> _Written exercise_: Of the lines in the entries, how many hold the word "Короткая"? Give that number alone.

> _Extracted data_:
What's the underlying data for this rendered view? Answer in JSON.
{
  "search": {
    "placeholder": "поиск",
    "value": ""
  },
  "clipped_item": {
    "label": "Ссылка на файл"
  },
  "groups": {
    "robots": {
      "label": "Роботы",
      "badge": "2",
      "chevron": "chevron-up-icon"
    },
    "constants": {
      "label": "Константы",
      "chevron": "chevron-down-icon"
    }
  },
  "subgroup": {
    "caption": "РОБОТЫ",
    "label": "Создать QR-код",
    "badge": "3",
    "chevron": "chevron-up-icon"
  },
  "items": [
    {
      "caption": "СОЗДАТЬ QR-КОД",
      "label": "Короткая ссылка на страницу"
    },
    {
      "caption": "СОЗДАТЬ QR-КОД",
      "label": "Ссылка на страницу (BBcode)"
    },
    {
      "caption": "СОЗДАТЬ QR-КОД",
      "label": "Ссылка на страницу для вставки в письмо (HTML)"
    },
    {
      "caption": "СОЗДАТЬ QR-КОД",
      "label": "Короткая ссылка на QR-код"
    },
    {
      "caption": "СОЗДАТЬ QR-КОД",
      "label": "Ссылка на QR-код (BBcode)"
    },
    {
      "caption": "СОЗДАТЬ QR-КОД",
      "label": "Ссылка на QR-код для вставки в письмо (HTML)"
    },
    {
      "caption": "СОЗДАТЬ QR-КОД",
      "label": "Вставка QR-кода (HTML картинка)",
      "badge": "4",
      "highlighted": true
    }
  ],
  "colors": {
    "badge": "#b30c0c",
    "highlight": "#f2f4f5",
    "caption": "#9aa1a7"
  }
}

> _Complete answer_: 2